### 記事の抜粋

勢いのある監督さんとチームだからこそできる作品なんじゃないかなと思いました。ここまでハードな現場も久しぶりに体験した気がします。熱量を持って全力で挑んでいるスタッフさんたちがいて、アクションはもちろんのこと、気の抜けないシーンの連続が多く、集中を切らしたら怪我や事故につながるので、一致団結していました。

――岡田さんとは、2000年のドラマ『オヤジぃ。』(TBS系)以来久々の共演で夫婦役とのことですが、印象の変わった部分などはありましたか?

もう本当に、大きくなって(笑)。完全に厚みは出てるんですけど中身は全然変わっていなくて、あの頃のままで。随分お会いしていなかったのに、懐かしく、幼馴染に会ったような気持ちでお芝居ができました。歌番組や他の現場で少し会うようなことはあっても、共演するのは20年ぶりくらい。緊張感や探り合いみたいなこともなく、やっぱり同世代感、同じ時代を生きてきたことが大きいんだろうなと思います。

――お二人だからこそ、しっくりくる夫婦感があったように思いました。

大丈夫でしたか? 私は台本の時点で、美沙子がどうしてこんなに怒ってるのかがあんまりわからなくて(笑)。もちろん、お母さんが危篤なのになかなか病院に来ないとか、お葬式の場で遅れてくるとか、工藤がひどいところはあるんですけど……。だから監督に「美沙子が工藤を焦らせたり、イライラさせたりするのは、彼が追われているという緊迫感を煽る要素の一つですか?」と聞いたんです。

そしたら監督が「そうではないんです」と、映画の中で描かれていない夫婦の物語や美沙子の生きてきた背景を説明してくださって。「出会った時にこういうことで救われたんだけど、例えばこんなことで裏切られてきて、こんなこともされてきたから、もう期待もしていない」と。とてもありがたくて、納得してお芝居ができました。それでも現場では「もっと酷くしていいです」と言われたので、岡田さんと久しぶりの共演だったのに、冷たい目線ばっかりぶつけていて、芝居とはいえ申し訳ない気持ちでした。

――じゃあ、あまり夫や父親としての工藤にツッコミをいれるようなことはなかったんですか?

そう言われれば、自分の夫がこの人だったら嫌です(笑)。本当に、困った人ですね。でもそれもわかってて美沙子は必要としているんだろうなと理解しています。

■幼かった時からプロフェッショナルな人たちを見て来た

――例えば最近だと朝ドラ『らんまん』での母親役などもあり続いていますが、実際に母親としての経験が活きることはありますか?

「母親だからこそ」みたいなことを言われたりもしますが、私はあんまりそこは考えたことがなくて。子どもがいるいないに関わらず、素晴らしい母親を演じられる方はたくさんいらっしゃいます。自分の経験を反映するというより、その物語に入りたいと思っているのであまり意識していないです。とはいえ「娘が誘拐された」なんてシチュエーションは、その一言を聞いただけでも、悪寒が走る感覚があります。頭で考える前に体が反応するくらい感情的になるところがあるので、自分の子どもと照らし合わせているところはあるのかもしれません。

### 取り組む課題
1/ インタビューのうち、「勢いのある監督さんとチームだ」を含む語句で始まり「つですか?」と聞いたんです。」で終わる部分を、そのまま出力すること。
2/ インタビューの内容から次の問いに答えること。
(a) 岡田さんとの前回の共演作は、何年のどのドラマか。
(b) 台本の時点で、美沙子について何があまりわからなかったと述べているか。
(c) 最近の母親役の例として挙げられている作品は何か。
この後の一覧は解答には使わない。

### 確認用データ
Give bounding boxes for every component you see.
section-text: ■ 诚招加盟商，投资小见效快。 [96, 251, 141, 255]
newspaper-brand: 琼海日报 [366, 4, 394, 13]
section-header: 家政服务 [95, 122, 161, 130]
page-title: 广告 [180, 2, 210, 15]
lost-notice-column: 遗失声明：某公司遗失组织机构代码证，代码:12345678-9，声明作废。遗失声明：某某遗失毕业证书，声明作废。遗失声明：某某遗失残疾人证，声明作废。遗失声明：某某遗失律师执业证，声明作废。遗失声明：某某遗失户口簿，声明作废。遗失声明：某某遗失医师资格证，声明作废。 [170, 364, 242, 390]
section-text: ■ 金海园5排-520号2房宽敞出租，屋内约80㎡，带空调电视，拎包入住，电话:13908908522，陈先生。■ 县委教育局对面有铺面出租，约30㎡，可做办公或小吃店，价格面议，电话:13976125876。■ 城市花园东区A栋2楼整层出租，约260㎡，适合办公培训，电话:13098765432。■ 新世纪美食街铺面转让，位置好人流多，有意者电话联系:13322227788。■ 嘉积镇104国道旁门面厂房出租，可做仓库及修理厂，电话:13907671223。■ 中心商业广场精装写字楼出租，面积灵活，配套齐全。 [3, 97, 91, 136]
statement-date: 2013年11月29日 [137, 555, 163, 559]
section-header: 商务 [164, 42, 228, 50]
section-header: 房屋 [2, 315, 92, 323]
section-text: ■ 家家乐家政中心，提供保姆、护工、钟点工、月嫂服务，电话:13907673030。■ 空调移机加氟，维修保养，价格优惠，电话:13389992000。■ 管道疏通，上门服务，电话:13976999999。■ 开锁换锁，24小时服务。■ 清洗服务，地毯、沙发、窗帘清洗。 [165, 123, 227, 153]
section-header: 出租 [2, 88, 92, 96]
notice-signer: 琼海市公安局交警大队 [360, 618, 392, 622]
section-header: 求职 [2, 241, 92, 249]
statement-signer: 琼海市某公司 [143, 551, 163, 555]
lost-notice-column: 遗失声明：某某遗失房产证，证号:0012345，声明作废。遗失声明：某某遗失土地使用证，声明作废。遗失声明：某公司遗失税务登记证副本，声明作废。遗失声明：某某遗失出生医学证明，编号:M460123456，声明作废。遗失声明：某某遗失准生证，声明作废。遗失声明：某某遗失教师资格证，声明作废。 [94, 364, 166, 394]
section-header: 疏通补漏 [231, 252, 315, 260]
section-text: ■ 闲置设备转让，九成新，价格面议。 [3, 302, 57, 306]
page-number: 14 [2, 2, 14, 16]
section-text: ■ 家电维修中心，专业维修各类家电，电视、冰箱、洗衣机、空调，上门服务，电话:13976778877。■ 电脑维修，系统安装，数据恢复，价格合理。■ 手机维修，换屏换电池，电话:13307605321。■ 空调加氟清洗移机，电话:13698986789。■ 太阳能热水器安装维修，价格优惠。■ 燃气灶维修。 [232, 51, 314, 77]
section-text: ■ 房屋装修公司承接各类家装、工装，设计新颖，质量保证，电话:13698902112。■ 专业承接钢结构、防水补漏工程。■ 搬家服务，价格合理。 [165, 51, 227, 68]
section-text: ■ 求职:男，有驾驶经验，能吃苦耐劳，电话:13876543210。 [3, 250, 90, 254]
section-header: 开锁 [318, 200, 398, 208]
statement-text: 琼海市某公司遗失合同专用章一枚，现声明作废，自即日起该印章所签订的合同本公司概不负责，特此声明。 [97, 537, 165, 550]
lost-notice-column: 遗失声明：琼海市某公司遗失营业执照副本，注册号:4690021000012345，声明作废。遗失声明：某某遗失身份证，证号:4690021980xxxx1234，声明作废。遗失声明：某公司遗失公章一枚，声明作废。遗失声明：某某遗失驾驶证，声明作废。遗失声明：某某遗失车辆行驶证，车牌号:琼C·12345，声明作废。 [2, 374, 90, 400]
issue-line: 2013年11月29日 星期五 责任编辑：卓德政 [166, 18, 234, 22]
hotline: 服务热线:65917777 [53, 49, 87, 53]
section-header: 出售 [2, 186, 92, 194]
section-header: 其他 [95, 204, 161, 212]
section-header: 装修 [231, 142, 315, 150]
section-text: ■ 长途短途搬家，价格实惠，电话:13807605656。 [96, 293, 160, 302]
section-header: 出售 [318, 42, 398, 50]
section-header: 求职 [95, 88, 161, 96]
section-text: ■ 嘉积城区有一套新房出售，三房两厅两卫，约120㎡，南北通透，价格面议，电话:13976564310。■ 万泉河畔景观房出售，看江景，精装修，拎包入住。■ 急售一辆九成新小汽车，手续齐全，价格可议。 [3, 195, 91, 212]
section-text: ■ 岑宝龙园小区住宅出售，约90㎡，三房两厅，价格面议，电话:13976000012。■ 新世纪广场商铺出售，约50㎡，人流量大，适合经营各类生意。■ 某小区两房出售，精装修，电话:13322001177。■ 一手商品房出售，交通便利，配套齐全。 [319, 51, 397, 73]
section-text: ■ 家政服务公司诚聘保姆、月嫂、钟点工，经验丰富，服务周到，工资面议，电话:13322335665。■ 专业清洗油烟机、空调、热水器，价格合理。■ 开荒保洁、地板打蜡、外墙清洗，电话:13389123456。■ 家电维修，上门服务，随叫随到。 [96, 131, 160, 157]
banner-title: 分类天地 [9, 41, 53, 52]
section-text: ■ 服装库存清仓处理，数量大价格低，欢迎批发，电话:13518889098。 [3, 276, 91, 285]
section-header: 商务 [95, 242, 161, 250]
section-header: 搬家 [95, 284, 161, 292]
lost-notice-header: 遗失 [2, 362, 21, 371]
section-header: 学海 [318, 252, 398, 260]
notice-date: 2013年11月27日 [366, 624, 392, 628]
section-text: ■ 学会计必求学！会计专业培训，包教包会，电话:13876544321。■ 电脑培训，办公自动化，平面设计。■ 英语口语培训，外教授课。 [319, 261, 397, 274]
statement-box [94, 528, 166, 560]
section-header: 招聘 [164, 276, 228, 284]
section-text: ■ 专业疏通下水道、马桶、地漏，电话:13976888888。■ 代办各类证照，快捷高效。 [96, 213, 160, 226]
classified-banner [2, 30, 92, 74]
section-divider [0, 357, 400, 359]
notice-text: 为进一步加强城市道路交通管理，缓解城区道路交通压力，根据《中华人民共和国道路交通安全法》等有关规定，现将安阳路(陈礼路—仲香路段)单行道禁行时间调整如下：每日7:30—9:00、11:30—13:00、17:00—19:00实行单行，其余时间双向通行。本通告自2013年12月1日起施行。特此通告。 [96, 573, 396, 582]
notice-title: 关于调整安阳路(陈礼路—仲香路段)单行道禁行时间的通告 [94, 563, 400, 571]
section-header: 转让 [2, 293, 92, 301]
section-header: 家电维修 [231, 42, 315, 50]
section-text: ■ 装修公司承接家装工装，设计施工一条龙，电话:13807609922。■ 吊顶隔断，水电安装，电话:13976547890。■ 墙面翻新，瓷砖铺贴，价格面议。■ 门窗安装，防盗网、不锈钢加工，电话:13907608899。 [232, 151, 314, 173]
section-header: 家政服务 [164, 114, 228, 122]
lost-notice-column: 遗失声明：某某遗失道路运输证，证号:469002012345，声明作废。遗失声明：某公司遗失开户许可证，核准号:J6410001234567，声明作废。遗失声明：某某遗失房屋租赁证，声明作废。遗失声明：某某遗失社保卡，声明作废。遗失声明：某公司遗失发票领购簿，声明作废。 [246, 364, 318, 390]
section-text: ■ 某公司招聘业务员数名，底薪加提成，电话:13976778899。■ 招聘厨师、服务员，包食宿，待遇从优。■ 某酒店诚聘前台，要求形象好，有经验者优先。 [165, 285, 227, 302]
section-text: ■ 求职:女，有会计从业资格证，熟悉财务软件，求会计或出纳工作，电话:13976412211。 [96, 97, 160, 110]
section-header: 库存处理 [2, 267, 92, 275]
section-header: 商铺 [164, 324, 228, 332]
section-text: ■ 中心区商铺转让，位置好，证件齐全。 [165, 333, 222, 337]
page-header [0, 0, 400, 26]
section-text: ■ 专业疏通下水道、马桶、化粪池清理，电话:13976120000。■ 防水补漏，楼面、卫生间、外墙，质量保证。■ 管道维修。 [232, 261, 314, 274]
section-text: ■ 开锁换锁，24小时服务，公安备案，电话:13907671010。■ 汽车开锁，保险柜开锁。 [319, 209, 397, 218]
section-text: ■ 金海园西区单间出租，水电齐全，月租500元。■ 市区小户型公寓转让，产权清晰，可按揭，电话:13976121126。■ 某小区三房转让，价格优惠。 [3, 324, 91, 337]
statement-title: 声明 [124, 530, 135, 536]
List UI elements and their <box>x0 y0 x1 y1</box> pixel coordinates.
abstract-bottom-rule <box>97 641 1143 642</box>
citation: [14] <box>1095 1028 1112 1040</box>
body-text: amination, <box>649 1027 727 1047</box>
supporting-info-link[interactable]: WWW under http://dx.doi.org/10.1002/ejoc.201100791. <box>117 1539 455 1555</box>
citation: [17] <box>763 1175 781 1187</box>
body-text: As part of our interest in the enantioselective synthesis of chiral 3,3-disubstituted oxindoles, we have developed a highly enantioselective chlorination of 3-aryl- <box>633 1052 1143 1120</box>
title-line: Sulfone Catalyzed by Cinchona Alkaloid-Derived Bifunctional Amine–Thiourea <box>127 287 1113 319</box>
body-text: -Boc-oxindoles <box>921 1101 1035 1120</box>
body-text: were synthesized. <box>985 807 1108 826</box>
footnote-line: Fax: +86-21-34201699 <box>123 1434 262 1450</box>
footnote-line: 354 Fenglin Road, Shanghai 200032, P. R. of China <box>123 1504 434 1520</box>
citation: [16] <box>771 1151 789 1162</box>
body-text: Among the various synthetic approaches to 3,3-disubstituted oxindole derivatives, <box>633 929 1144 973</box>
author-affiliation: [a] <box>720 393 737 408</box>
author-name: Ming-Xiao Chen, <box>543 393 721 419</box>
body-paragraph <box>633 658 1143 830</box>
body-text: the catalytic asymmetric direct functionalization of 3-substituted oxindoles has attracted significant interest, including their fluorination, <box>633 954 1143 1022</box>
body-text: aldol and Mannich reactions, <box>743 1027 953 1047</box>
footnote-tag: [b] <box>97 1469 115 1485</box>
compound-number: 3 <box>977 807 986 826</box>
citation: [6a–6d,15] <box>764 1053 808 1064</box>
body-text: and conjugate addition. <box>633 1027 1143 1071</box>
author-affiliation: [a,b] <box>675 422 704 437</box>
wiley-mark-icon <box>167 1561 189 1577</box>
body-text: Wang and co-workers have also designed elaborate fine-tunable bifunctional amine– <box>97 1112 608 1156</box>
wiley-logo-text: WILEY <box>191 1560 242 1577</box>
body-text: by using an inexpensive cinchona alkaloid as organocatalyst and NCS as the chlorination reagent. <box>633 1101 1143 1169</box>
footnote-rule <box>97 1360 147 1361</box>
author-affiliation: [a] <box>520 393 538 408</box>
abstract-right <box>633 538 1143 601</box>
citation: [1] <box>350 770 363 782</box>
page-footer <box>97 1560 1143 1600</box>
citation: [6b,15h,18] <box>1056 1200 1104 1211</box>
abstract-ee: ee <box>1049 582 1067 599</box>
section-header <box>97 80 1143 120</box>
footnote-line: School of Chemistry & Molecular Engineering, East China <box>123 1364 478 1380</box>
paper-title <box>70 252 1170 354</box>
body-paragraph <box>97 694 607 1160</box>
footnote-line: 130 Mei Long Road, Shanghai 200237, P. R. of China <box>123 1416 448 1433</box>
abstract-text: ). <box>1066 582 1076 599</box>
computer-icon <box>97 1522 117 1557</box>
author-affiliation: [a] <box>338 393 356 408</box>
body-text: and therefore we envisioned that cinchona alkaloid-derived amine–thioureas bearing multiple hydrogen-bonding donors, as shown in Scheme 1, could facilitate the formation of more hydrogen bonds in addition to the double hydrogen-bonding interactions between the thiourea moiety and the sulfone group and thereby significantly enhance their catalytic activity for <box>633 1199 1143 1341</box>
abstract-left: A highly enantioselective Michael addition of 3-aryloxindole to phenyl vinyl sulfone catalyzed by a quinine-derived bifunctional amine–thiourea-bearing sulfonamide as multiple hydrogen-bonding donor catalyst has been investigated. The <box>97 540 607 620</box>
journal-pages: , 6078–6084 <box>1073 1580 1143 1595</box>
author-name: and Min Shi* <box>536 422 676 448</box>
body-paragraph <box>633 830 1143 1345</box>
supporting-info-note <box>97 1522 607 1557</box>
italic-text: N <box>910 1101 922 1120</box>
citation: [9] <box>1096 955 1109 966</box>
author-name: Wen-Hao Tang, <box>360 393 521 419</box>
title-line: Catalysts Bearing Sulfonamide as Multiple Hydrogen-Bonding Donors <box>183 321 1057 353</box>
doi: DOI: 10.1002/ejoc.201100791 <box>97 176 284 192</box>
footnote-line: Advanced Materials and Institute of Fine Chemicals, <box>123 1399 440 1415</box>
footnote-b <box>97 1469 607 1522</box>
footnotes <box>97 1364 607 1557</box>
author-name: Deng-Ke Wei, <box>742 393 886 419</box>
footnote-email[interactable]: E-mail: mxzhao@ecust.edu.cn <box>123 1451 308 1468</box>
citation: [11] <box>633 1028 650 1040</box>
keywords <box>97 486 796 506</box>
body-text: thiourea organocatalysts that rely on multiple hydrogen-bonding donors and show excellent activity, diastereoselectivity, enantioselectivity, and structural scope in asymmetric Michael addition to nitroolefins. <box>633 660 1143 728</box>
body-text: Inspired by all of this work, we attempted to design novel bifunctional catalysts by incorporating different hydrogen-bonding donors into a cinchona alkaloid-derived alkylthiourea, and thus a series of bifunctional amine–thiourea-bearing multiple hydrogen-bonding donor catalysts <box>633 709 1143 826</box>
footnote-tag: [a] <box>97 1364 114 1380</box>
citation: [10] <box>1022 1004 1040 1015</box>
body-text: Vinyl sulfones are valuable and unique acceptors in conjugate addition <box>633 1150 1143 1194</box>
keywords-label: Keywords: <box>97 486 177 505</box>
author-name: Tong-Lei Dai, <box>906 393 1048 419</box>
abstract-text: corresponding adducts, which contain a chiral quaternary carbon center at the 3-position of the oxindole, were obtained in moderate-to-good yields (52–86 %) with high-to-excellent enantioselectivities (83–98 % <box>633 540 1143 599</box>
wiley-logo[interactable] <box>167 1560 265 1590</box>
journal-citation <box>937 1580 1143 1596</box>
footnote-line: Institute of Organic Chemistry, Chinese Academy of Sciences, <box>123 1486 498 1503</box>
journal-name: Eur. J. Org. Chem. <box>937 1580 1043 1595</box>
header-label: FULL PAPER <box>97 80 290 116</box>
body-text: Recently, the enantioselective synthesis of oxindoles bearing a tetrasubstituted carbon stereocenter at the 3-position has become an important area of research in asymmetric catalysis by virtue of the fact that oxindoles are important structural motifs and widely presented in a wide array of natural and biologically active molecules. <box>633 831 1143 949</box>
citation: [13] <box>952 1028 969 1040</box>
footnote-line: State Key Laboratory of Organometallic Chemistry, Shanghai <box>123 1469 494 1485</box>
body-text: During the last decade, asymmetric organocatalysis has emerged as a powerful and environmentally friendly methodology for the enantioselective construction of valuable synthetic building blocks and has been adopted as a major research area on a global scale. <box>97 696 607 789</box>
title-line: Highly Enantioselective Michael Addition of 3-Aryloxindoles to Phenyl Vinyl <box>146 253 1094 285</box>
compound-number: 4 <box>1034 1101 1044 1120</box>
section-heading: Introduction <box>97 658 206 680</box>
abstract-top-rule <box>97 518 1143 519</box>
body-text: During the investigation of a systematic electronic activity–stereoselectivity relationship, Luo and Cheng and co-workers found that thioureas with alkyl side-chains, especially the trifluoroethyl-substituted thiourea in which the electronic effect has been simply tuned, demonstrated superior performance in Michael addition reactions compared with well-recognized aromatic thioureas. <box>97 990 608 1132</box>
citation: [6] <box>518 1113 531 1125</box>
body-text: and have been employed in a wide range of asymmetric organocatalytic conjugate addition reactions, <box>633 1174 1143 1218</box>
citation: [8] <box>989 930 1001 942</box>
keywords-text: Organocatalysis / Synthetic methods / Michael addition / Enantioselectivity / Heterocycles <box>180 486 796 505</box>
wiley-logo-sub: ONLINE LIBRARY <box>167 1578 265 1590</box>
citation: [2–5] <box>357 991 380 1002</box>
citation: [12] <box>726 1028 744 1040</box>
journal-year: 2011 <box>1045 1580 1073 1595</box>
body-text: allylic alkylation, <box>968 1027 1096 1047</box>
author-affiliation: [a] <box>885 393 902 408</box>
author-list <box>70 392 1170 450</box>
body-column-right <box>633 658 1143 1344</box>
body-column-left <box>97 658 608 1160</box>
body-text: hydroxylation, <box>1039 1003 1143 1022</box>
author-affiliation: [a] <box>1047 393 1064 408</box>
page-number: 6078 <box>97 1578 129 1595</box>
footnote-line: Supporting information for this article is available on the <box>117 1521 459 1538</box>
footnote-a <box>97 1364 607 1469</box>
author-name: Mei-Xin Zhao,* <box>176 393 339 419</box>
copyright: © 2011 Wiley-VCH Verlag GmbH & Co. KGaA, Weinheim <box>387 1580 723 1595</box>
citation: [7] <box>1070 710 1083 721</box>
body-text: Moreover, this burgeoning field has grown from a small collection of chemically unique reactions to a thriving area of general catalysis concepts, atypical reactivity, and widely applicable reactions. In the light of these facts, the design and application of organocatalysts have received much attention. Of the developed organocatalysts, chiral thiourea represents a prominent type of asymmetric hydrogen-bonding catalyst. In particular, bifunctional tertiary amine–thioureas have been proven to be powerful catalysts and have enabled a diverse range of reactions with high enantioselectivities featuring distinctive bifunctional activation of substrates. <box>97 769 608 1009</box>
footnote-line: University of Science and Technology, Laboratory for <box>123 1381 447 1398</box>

### 課題ごとの解答
1/
勢いのある監督さんとチームだからこそできる作品なんじゃないかなと思いました。ここまでハードな現場も久しぶりに体験した気がします。熱量を持って全力で挑んでいるスタッフさんたちがいて、アクションはもちろんのこと、気の抜けないシーンの連続が多く、集中を切らしたら怪我や事故につながるので、一致団結していました。

――岡田さんとは、2000年のドラマ『オヤジぃ。』(TBS系)以来久々の共演で夫婦役とのことですが、印象の変わった部分などはありましたか?

もう本当に、大きくなって(笑)。完全に厚みは出てるんですけど中身は全然変わっていなくて、あの頃のままで。随分お会いしていなかったのに、懐かしく、幼馴染に会ったような気持ちでお芝居ができました。歌番組や他の現場で少し会うようなことはあっても、共演するのは20年ぶりくらい。緊張感や探り合いみたいなこともなく、やっぱり同世代感、同じ時代を生きてきたことが大きいんだろうなと思います。

――お二人だからこそ、しっくりくる夫婦感があったように思いました。

大丈夫でしたか? 私は台本の時点で、美沙子がどうしてこんなに怒ってるのかがあんまりわからなくて(笑)。もちろん、お母さんが危篤なのになかなか病院に来ないとか、お葬式の場で遅れてくるとか、工藤がひどいところはあるんですけど……。だから監督に「美沙子が工藤を焦らせたり、イライラさせたりするのは、彼が追われているという緊迫感を煽る要素の一つですか?」と聞いたんです。

2/
(a) 2000年のドラマ『オヤジぃ。』(TBS系)
(b) 美沙子がどうしてこんなに怒っているのか
(c) 朝ドラ『らんまん』